• **Challenge**:
Below are some entries. Copy each line that holds the string "this".

• **Working data**:

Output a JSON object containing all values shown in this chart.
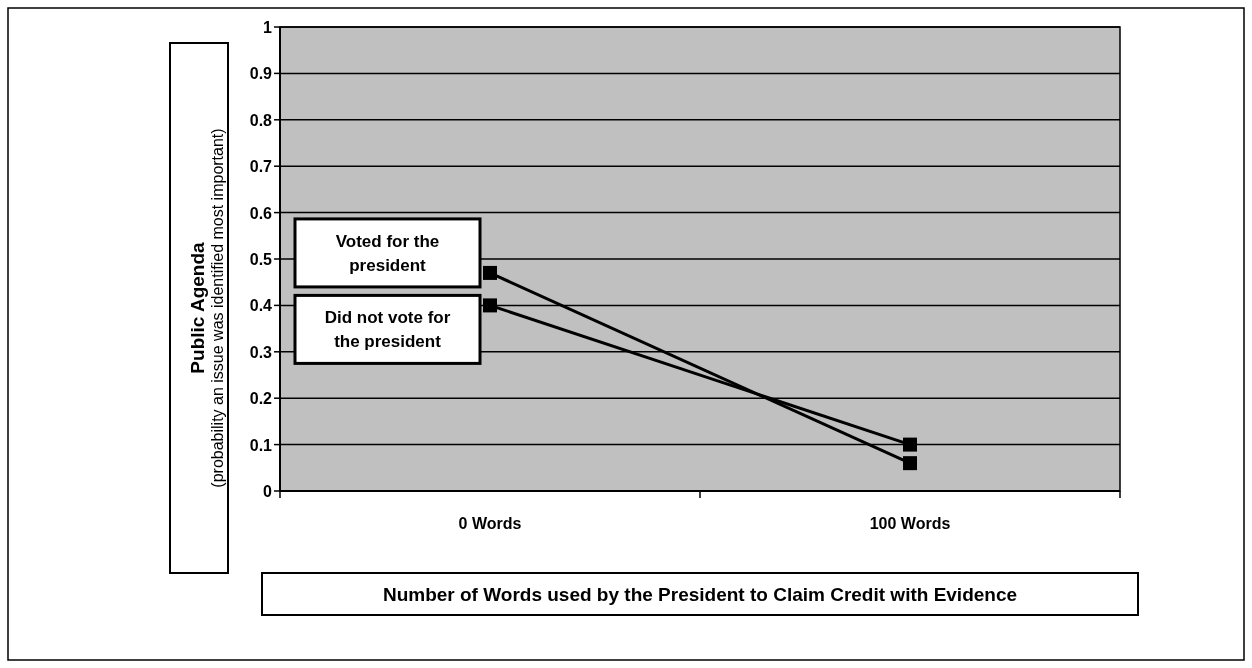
{
  "chart_data": {
    "type": "line",
    "xlabel": "Number of Words used by the President to Claim Credit with Evidence",
    "ylabel": "Public Agenda\n(probability an issue was identified most important)",
    "categories": [
      "0 Words",
      "100 Words"
    ],
    "series": [
      {
        "name": "Voted for the president",
        "color": "#000000",
        "values": [
          0.47,
          0.06
        ]
      },
      {
        "name": "Did not vote for the president",
        "color": "#000000",
        "values": [
          0.4,
          0.1
        ]
      }
    ],
    "ylim": [
      0,
      1
    ],
    "yticks": [
      0,
      0.1,
      0.2,
      0.3,
      0.4,
      0.5,
      0.6,
      0.7,
      0.8,
      0.9,
      1
    ],
    "grid": "y",
    "marker": "square",
    "line_style": "solid",
    "legend": false
  }
}
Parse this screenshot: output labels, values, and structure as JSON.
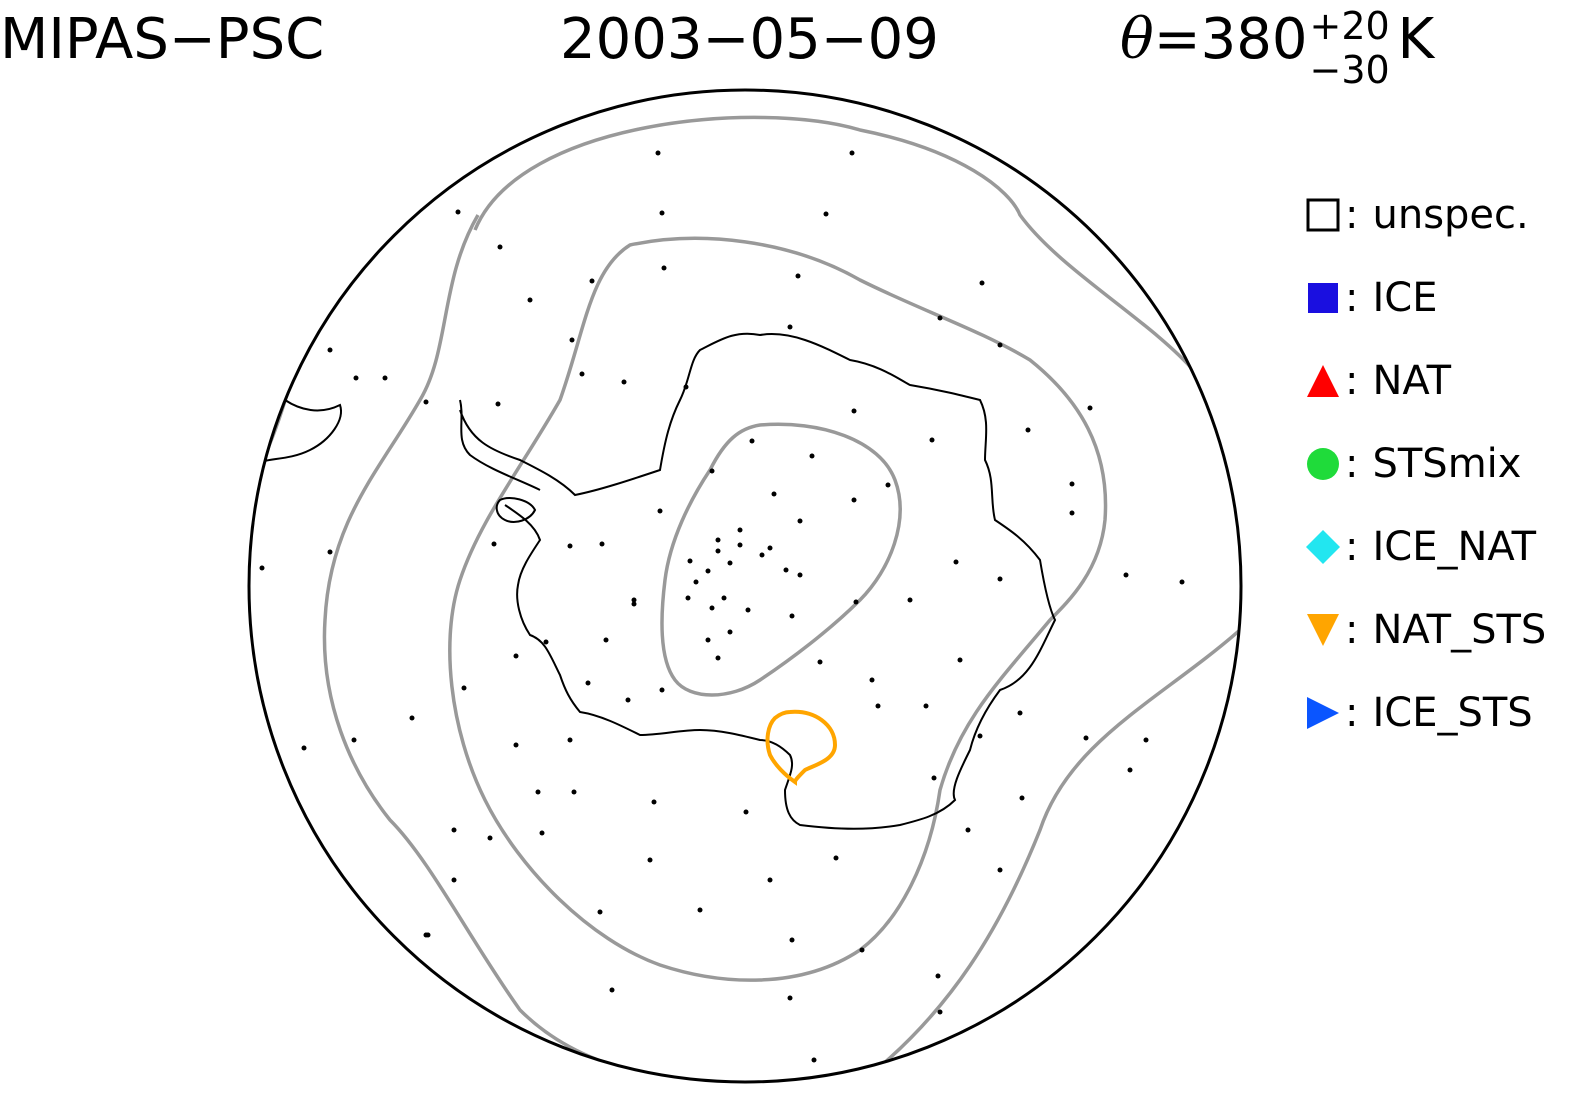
{
  "title": {
    "instrument": "MIPAS−PSC",
    "date": "2003−05−09",
    "theta_symbol": "θ",
    "theta_equals": "=380",
    "theta_sup": "+20",
    "theta_sub": "−30",
    "theta_unit": "K"
  },
  "legend": [
    {
      "label": "unspec.",
      "symbol": "open-square",
      "color": "#000000"
    },
    {
      "label": "ICE",
      "symbol": "filled-square",
      "color": "#1a0fe0"
    },
    {
      "label": "NAT",
      "symbol": "triangle-up",
      "color": "#ff0000"
    },
    {
      "label": "STSmix",
      "symbol": "circle",
      "color": "#1fdb3a"
    },
    {
      "label": "ICE_NAT",
      "symbol": "diamond",
      "color": "#22e6f0"
    },
    {
      "label": "NAT_STS",
      "symbol": "triangle-down",
      "color": "#ffa500"
    },
    {
      "label": "ICE_STS",
      "symbol": "triangle-right",
      "color": "#0a55ff"
    }
  ],
  "colors": {
    "contour": "#999999",
    "psc_contour": "#ffa500",
    "coastline": "#000000"
  },
  "map": {
    "projection": "south-polar-stereographic",
    "psc_detections": "none"
  }
}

• **Final answer**:
Output a JSON object containing all values shown in this chart.
Parse this screenshot: output labels, values, and structure as JSON.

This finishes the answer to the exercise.